Instructions for the task - Return the whole listing, line for line, without the pictures in it.

※ ※ ※

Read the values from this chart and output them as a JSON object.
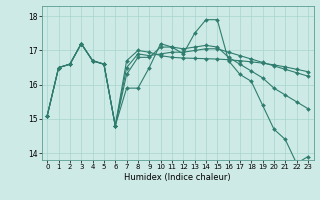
{
  "title": "",
  "xlabel": "Humidex (Indice chaleur)",
  "xlim": [
    -0.5,
    23.5
  ],
  "ylim": [
    13.8,
    18.3
  ],
  "yticks": [
    14,
    15,
    16,
    17,
    18
  ],
  "xticks": [
    0,
    1,
    2,
    3,
    4,
    5,
    6,
    7,
    8,
    9,
    10,
    11,
    12,
    13,
    14,
    15,
    16,
    17,
    18,
    19,
    20,
    21,
    22,
    23
  ],
  "bg_color": "#ceeae6",
  "line_color": "#2e7d6e",
  "grid_color": "#a8d5cf",
  "series": [
    [
      15.1,
      16.5,
      16.6,
      17.2,
      16.7,
      16.6,
      14.8,
      15.9,
      15.9,
      16.5,
      17.2,
      17.1,
      16.9,
      17.5,
      17.9,
      17.9,
      16.7,
      16.3,
      16.1,
      15.4,
      14.7,
      14.4,
      13.7,
      13.9
    ],
    [
      15.1,
      16.5,
      16.6,
      17.2,
      16.7,
      16.6,
      14.8,
      16.3,
      16.8,
      16.8,
      17.1,
      17.1,
      17.05,
      17.1,
      17.15,
      17.1,
      16.8,
      16.6,
      16.4,
      16.2,
      15.9,
      15.7,
      15.5,
      15.3
    ],
    [
      15.1,
      16.5,
      16.6,
      17.2,
      16.7,
      16.6,
      14.8,
      16.5,
      16.9,
      16.85,
      16.9,
      16.95,
      16.95,
      17.0,
      17.05,
      17.05,
      16.95,
      16.85,
      16.75,
      16.65,
      16.55,
      16.45,
      16.35,
      16.25
    ],
    [
      15.1,
      16.5,
      16.6,
      17.2,
      16.7,
      16.6,
      14.8,
      16.7,
      17.0,
      16.95,
      16.85,
      16.8,
      16.78,
      16.77,
      16.76,
      16.75,
      16.73,
      16.7,
      16.67,
      16.63,
      16.58,
      16.52,
      16.45,
      16.38
    ]
  ]
}
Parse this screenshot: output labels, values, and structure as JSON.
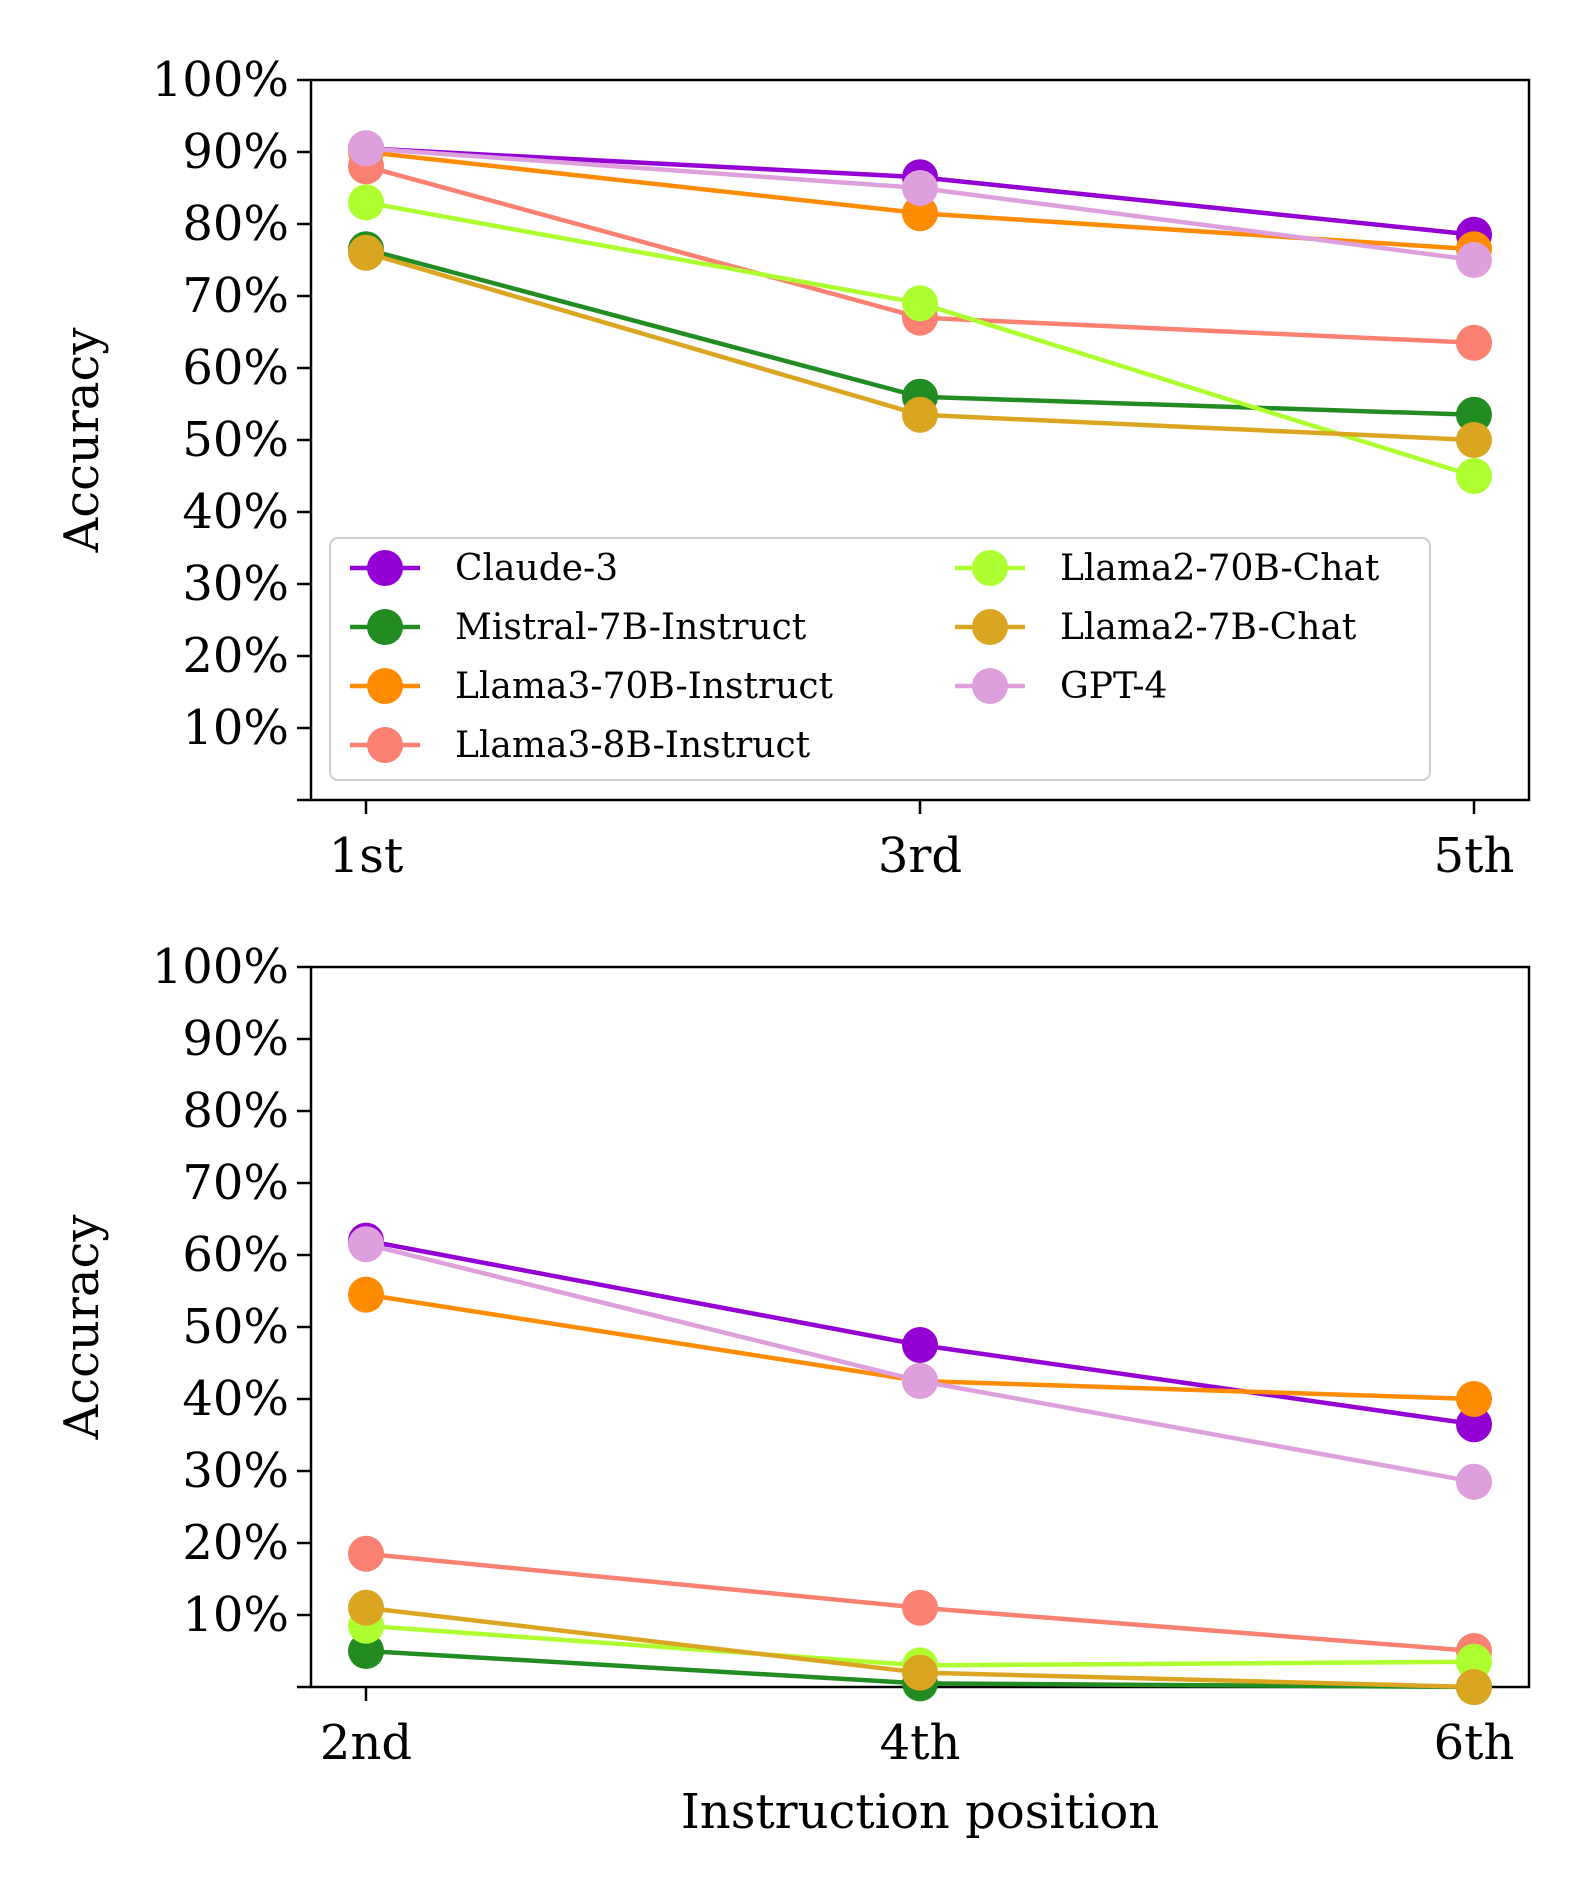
{
  "series_styles": [
    {
      "name": "Claude-3",
      "color": "#9400D3"
    },
    {
      "name": "Mistral-7B-Instruct",
      "color": "#228B22"
    },
    {
      "name": "Llama3-70B-Instruct",
      "color": "#FF8C00"
    },
    {
      "name": "Llama3-8B-Instruct",
      "color": "#FA8072"
    },
    {
      "name": "Llama2-70B-Chat",
      "color": "#ADFF2F"
    },
    {
      "name": "Llama2-7B-Chat",
      "color": "#DAA520"
    },
    {
      "name": "GPT-4",
      "color": "#DDA0DD"
    }
  ],
  "chart_data": [
    {
      "type": "line",
      "categories": [
        "1st",
        "3rd",
        "5th"
      ],
      "xlabel": "",
      "ylabel": "Accuracy",
      "ylim": [
        0,
        100
      ],
      "yticks": [
        10,
        20,
        30,
        40,
        50,
        60,
        70,
        80,
        90,
        100
      ],
      "ytick_labels": [
        "10%",
        "20%",
        "30%",
        "40%",
        "50%",
        "60%",
        "70%",
        "80%",
        "90%",
        "100%"
      ],
      "grid": false,
      "legend": "lower-left",
      "series": [
        {
          "name": "Claude-3",
          "values": [
            90.5,
            86.5,
            78.5
          ]
        },
        {
          "name": "Mistral-7B-Instruct",
          "values": [
            76.5,
            56,
            53.5
          ]
        },
        {
          "name": "Llama3-70B-Instruct",
          "values": [
            90,
            81.5,
            76.5
          ]
        },
        {
          "name": "Llama3-8B-Instruct",
          "values": [
            88,
            67,
            63.5
          ]
        },
        {
          "name": "Llama2-70B-Chat",
          "values": [
            83,
            69,
            45
          ]
        },
        {
          "name": "Llama2-7B-Chat",
          "values": [
            76,
            53.5,
            50
          ]
        },
        {
          "name": "GPT-4",
          "values": [
            90.5,
            85,
            75
          ]
        }
      ]
    },
    {
      "type": "line",
      "categories": [
        "2nd",
        "4th",
        "6th"
      ],
      "xlabel": "Instruction position",
      "ylabel": "Accuracy",
      "ylim": [
        0,
        100
      ],
      "yticks": [
        10,
        20,
        30,
        40,
        50,
        60,
        70,
        80,
        90,
        100
      ],
      "ytick_labels": [
        "10%",
        "20%",
        "30%",
        "40%",
        "50%",
        "60%",
        "70%",
        "80%",
        "90%",
        "100%"
      ],
      "grid": false,
      "legend": "none",
      "series": [
        {
          "name": "Claude-3",
          "values": [
            62,
            47.5,
            36.5
          ]
        },
        {
          "name": "Mistral-7B-Instruct",
          "values": [
            5,
            0.5,
            0
          ]
        },
        {
          "name": "Llama3-70B-Instruct",
          "values": [
            54.5,
            42.5,
            40
          ]
        },
        {
          "name": "Llama3-8B-Instruct",
          "values": [
            18.5,
            11,
            5
          ]
        },
        {
          "name": "Llama2-70B-Chat",
          "values": [
            8.5,
            3,
            3.5
          ]
        },
        {
          "name": "Llama2-7B-Chat",
          "values": [
            11,
            2,
            0
          ]
        },
        {
          "name": "GPT-4",
          "values": [
            61.5,
            42.5,
            28.5
          ]
        }
      ]
    }
  ]
}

※ ※ ※

Correct response -
Read the values from this chart and output them as a JSON object.
{
  "title": "",
  "xlabel": "Humidex (Indice chaleur)",
  "xlim": [
    -0.5,
    23.5
  ],
  "ylim": [
    13.8,
    18.3
  ],
  "yticks": [
    14,
    15,
    16,
    17,
    18
  ],
  "xticks": [
    0,
    1,
    2,
    3,
    4,
    5,
    6,
    7,
    8,
    9,
    10,
    11,
    12,
    13,
    14,
    15,
    16,
    17,
    18,
    19,
    20,
    21,
    22,
    23
  ],
  "bg_color": "#ceeae6",
  "line_color": "#2e7d6e",
  "grid_color": "#a8d5cf",
  "series": [
    [
      15.1,
      16.5,
      16.6,
      17.2,
      16.7,
      16.6,
      14.8,
      15.9,
      15.9,
      16.5,
      17.2,
      17.1,
      16.9,
      17.5,
      17.9,
      17.9,
      16.7,
      16.3,
      16.1,
      15.4,
      14.7,
      14.4,
      13.7,
      13.9
    ],
    [
      15.1,
      16.5,
      16.6,
      17.2,
      16.7,
      16.6,
      14.8,
      16.3,
      16.8,
      16.8,
      17.1,
      17.1,
      17.05,
      17.1,
      17.15,
      17.1,
      16.8,
      16.6,
      16.4,
      16.2,
      15.9,
      15.7,
      15.5,
      15.3
    ],
    [
      15.1,
      16.5,
      16.6,
      17.2,
      16.7,
      16.6,
      14.8,
      16.5,
      16.9,
      16.85,
      16.9,
      16.95,
      16.95,
      17.0,
      17.05,
      17.05,
      16.95,
      16.85,
      16.75,
      16.65,
      16.55,
      16.45,
      16.35,
      16.25
    ],
    [
      15.1,
      16.5,
      16.6,
      17.2,
      16.7,
      16.6,
      14.8,
      16.7,
      17.0,
      16.95,
      16.85,
      16.8,
      16.78,
      16.77,
      16.76,
      16.75,
      16.73,
      16.7,
      16.67,
      16.63,
      16.58,
      16.52,
      16.45,
      16.38
    ]
  ]
}
Parse this screenshot: output labels, values, and structure as JSON.
{
  "series_styles": [
    {
      "name": "Claude-3",
      "color": "#9400D3"
    },
    {
      "name": "Mistral-7B-Instruct",
      "color": "#228B22"
    },
    {
      "name": "Llama3-70B-Instruct",
      "color": "#FF8C00"
    },
    {
      "name": "Llama3-8B-Instruct",
      "color": "#FA8072"
    },
    {
      "name": "Llama2-70B-Chat",
      "color": "#ADFF2F"
    },
    {
      "name": "Llama2-7B-Chat",
      "color": "#DAA520"
    },
    {
      "name": "GPT-4",
      "color": "#DDA0DD"
    }
  ],
  "chart_data": [
    {
      "type": "line",
      "categories": [
        "1st",
        "3rd",
        "5th"
      ],
      "xlabel": "",
      "ylabel": "Accuracy",
      "ylim": [
        0,
        100
      ],
      "yticks": [
        10,
        20,
        30,
        40,
        50,
        60,
        70,
        80,
        90,
        100
      ],
      "ytick_labels": [
        "10%",
        "20%",
        "30%",
        "40%",
        "50%",
        "60%",
        "70%",
        "80%",
        "90%",
        "100%"
      ],
      "grid": false,
      "legend": "lower-left",
      "series": [
        {
          "name": "Claude-3",
          "values": [
            90.5,
            86.5,
            78.5
          ]
        },
        {
          "name": "Mistral-7B-Instruct",
          "values": [
            76.5,
            56,
            53.5
          ]
        },
        {
          "name": "Llama3-70B-Instruct",
          "values": [
            90,
            81.5,
            76.5
          ]
        },
        {
          "name": "Llama3-8B-Instruct",
          "values": [
            88,
            67,
            63.5
          ]
        },
        {
          "name": "Llama2-70B-Chat",
          "values": [
            83,
            69,
            45
          ]
        },
        {
          "name": "Llama2-7B-Chat",
          "values": [
            76,
            53.5,
            50
          ]
        },
        {
          "name": "GPT-4",
          "values": [
            90.5,
            85,
            75
          ]
        }
      ]
    },
    {
      "type": "line",
      "categories": [
        "2nd",
        "4th",
        "6th"
      ],
      "xlabel": "Instruction position",
      "ylabel": "Accuracy",
      "ylim": [
        0,
        100
      ],
      "yticks": [
        10,
        20,
        30,
        40,
        50,
        60,
        70,
        80,
        90,
        100
      ],
      "ytick_labels": [
        "10%",
        "20%",
        "30%",
        "40%",
        "50%",
        "60%",
        "70%",
        "80%",
        "90%",
        "100%"
      ],
      "grid": false,
      "legend": "none",
      "series": [
        {
          "name": "Claude-3",
          "values": [
            62,
            47.5,
            36.5
          ]
        },
        {
          "name": "Mistral-7B-Instruct",
          "values": [
            5,
            0.5,
            0
          ]
        },
        {
          "name": "Llama3-70B-Instruct",
          "values": [
            54.5,
            42.5,
            40
          ]
        },
        {
          "name": "Llama3-8B-Instruct",
          "values": [
            18.5,
            11,
            5
          ]
        },
        {
          "name": "Llama2-70B-Chat",
          "values": [
            8.5,
            3,
            3.5
          ]
        },
        {
          "name": "Llama2-7B-Chat",
          "values": [
            11,
            2,
            0
          ]
        },
        {
          "name": "GPT-4",
          "values": [
            61.5,
            42.5,
            28.5
          ]
        }
      ]
    }
  ]
}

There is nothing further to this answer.